任务要求:
a) 根据引用原文，内存小于64M时，会准备 kill 哪些进程？
b) 把引用原文中从“另外注册了文件ops 以及节点 adj”往下一直到“adj之间,先杀占用高的,这个函数实现在下面的 lowmem_shrink 中。”的全部文字，一字不差地重新录入一遍。

-------- 引用原文 --------

CONFIG_ANDROID_LOW_MEMORY_KILLER_AUTODETECT_OOM_ADJ_VALUES 支持动态改 策略阀门 值。
另外注册了文件ops 以及节点 adj .minfree 分别与lowmem_adj . lowmen_minfree 数组成对应关系
策略数组以及阀值,两个数组之间也是一一对应关系,当内存小于64M时 就去准备 kill adj >=12 的process,取最低优先级 先kill, 比如此时有3个进程分别为 12 12 14 ,那么首先kill掉的是 14 ,kill之后还是少于64M 那么两个12 adj之间,先杀占用高的,这个函数实现在下面的 lowmem_shrink 中。
static short lowmem_adj[6] = {
0,
1,
6,
12,
};
static int lowmem_adj_size = 4;
static int lowmem_minfree[6] = {
3 * 512, /* 6MB */
2 * 1024, /* 8MB */
4 * 1024, /* 16MB */
16 * 1024, /* 64MB */
};
先看下处理函数 lowmem_shrinker:
static int lowmem_shrink(struct shrinker *s, struct shrink_control *sc)
{
struct task_struct *tsk;
struct task_struct *selected = NULL;
int rem = 0;
int tasksize;
int i;
short min_score_adj = OOM_SCORE_ADJ_MAX + 1;
int minfree = 0;
int selected_tasksize = 0;
short selected_oom_score_adj;
int array_size = ARRAY_SIZE(lowmem_adj);
int other_free = global_page_state(NR_FREE_PAGES) - totalreserve_pages;
int other_file = global_page_state(NR_FILE_PAGES) -
global_page_state(NR_SHMEM);
if (lowmem_adj_size < array_size)

-------- 数据摘录 --------

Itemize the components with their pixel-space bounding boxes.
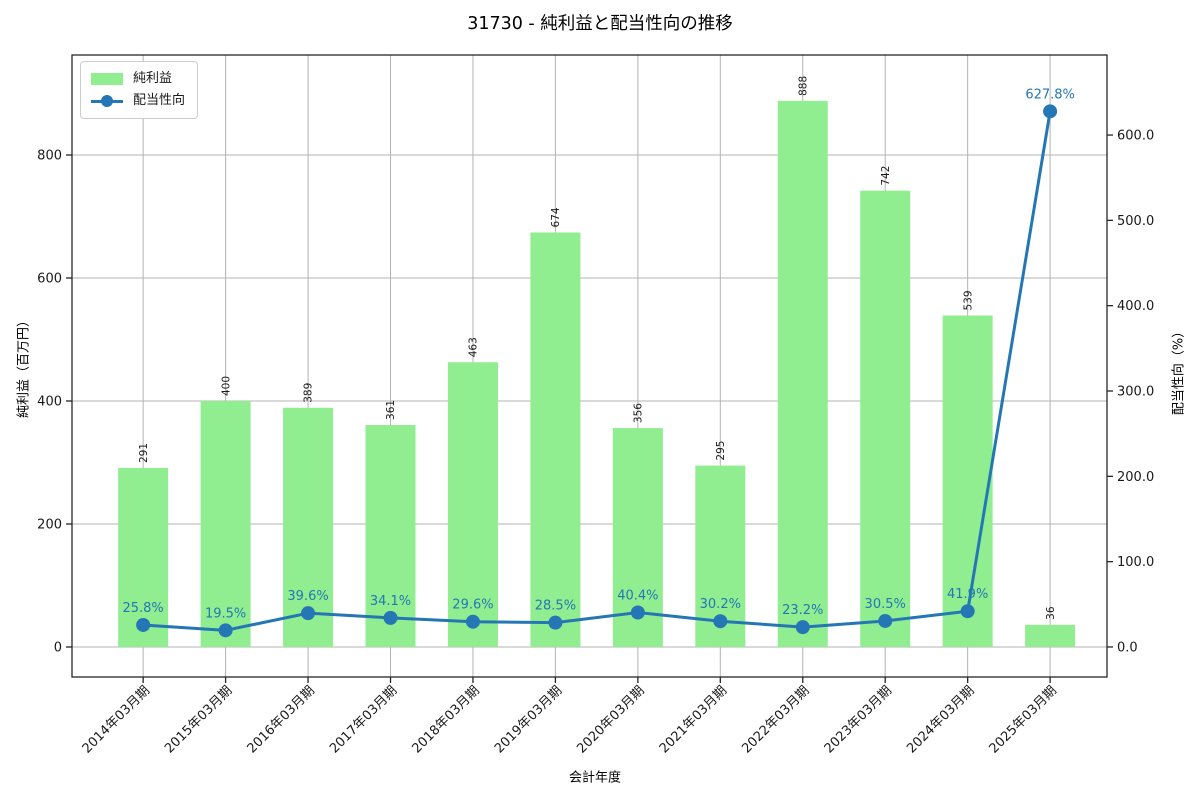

--------

逐题解答:
a) adj >= 12 的进程。

b)
另外注册了文件ops 以及节点 adj .minfree 分别与lowmem_adj . lowmen_minfree 数组成对应关系
策略数组以及阀值,两个数组之间也是一一对应关系,当内存小于64M时 就去准备 kill adj >=12 的process,取最低优先级 先kill, 比如此时有3个进程分别为 12 12 14 ,那么首先kill掉的是 14 ,kill之后还是少于64M 那么两个12 adj之间,先杀占用高的,这个函数实现在下面的 lowmem_shrink 中。